### Exercise directions:
In the lines below, find how many contain the word "Abweichung" and report that figure alone.

### Data supplied:
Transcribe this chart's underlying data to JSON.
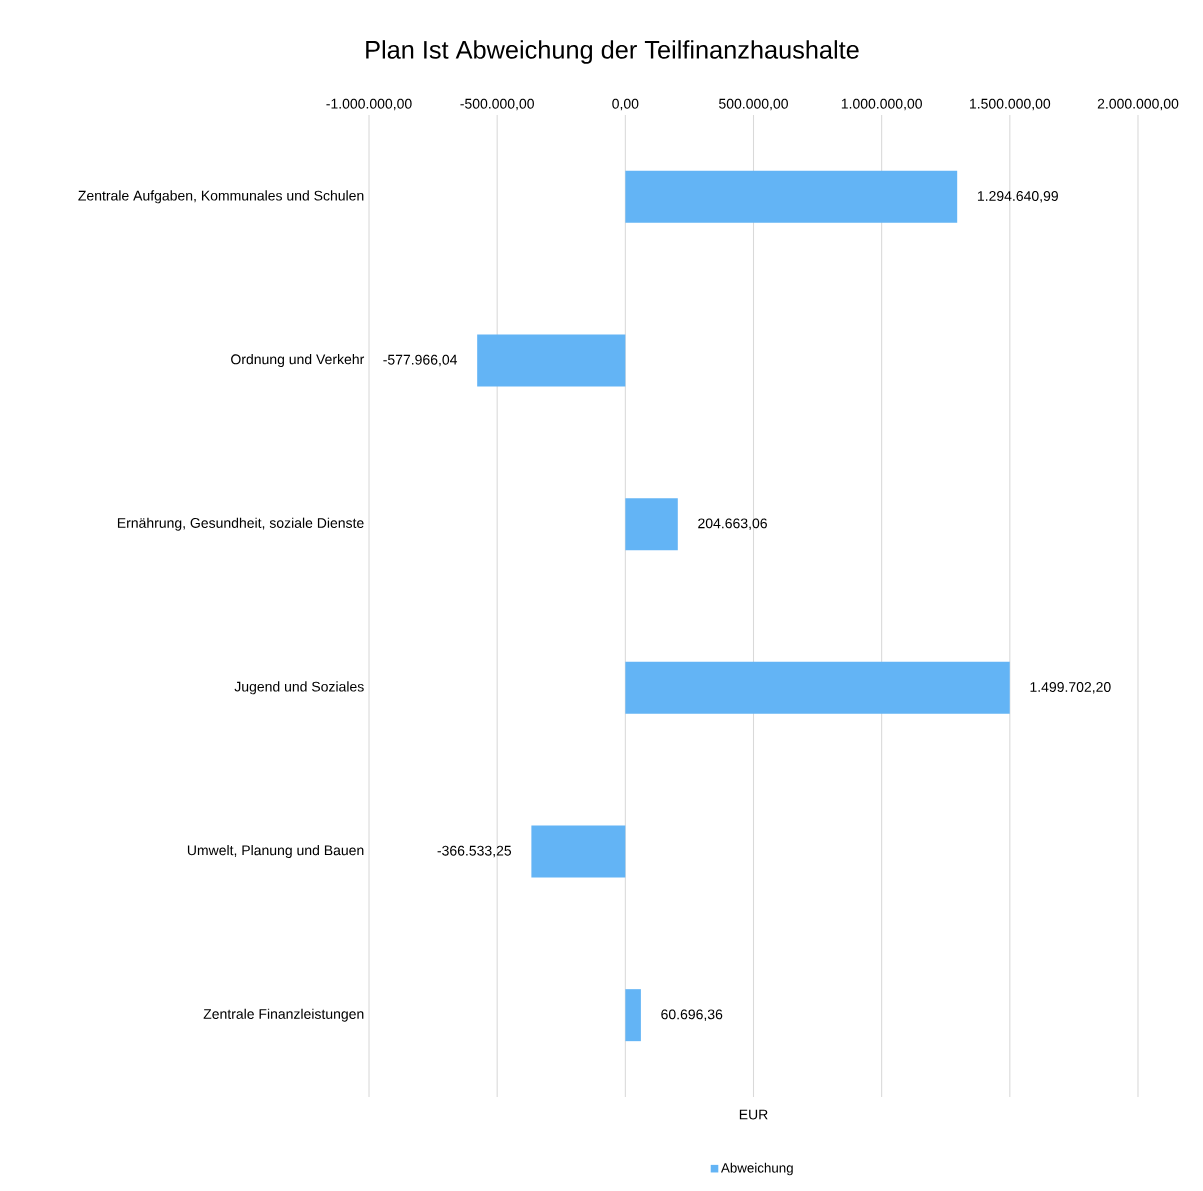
{
  "chart_data": {
    "type": "bar",
    "orientation": "horizontal",
    "title": "Plan Ist Abweichung der Teilfinanzhaushalte",
    "xlabel": "EUR",
    "categories": [
      "Zentrale Aufgaben, Kommunales und Schulen",
      "Ordnung und Verkehr",
      "Ernährung, Gesundheit, soziale Dienste",
      "Jugend und Soziales",
      "Umwelt, Planung und Bauen",
      "Zentrale Finanzleistungen"
    ],
    "series": [
      {
        "name": "Abweichung",
        "color": "#63b4f5",
        "values": [
          1294640.99,
          -577966.04,
          204663.06,
          1499702.2,
          -366533.25,
          60696.36
        ],
        "value_labels": [
          "1.294.640,99",
          "-577.966,04",
          "204.663,06",
          "1.499.702,20",
          "-366.533,25",
          "60.696,36"
        ]
      }
    ],
    "xlim": [
      -1000000,
      2000000
    ],
    "xticks": [
      {
        "value": -1000000,
        "label": "-1.000.000,00"
      },
      {
        "value": -500000,
        "label": "-500.000,00"
      },
      {
        "value": 0,
        "label": "0,00"
      },
      {
        "value": 500000,
        "label": "500.000,00"
      },
      {
        "value": 1000000,
        "label": "1.000.000,00"
      },
      {
        "value": 1500000,
        "label": "1.500.000,00"
      },
      {
        "value": 2000000,
        "label": "2.000.000,00"
      }
    ],
    "grid": "x",
    "legend": "bottom"
  }
}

### The result:
2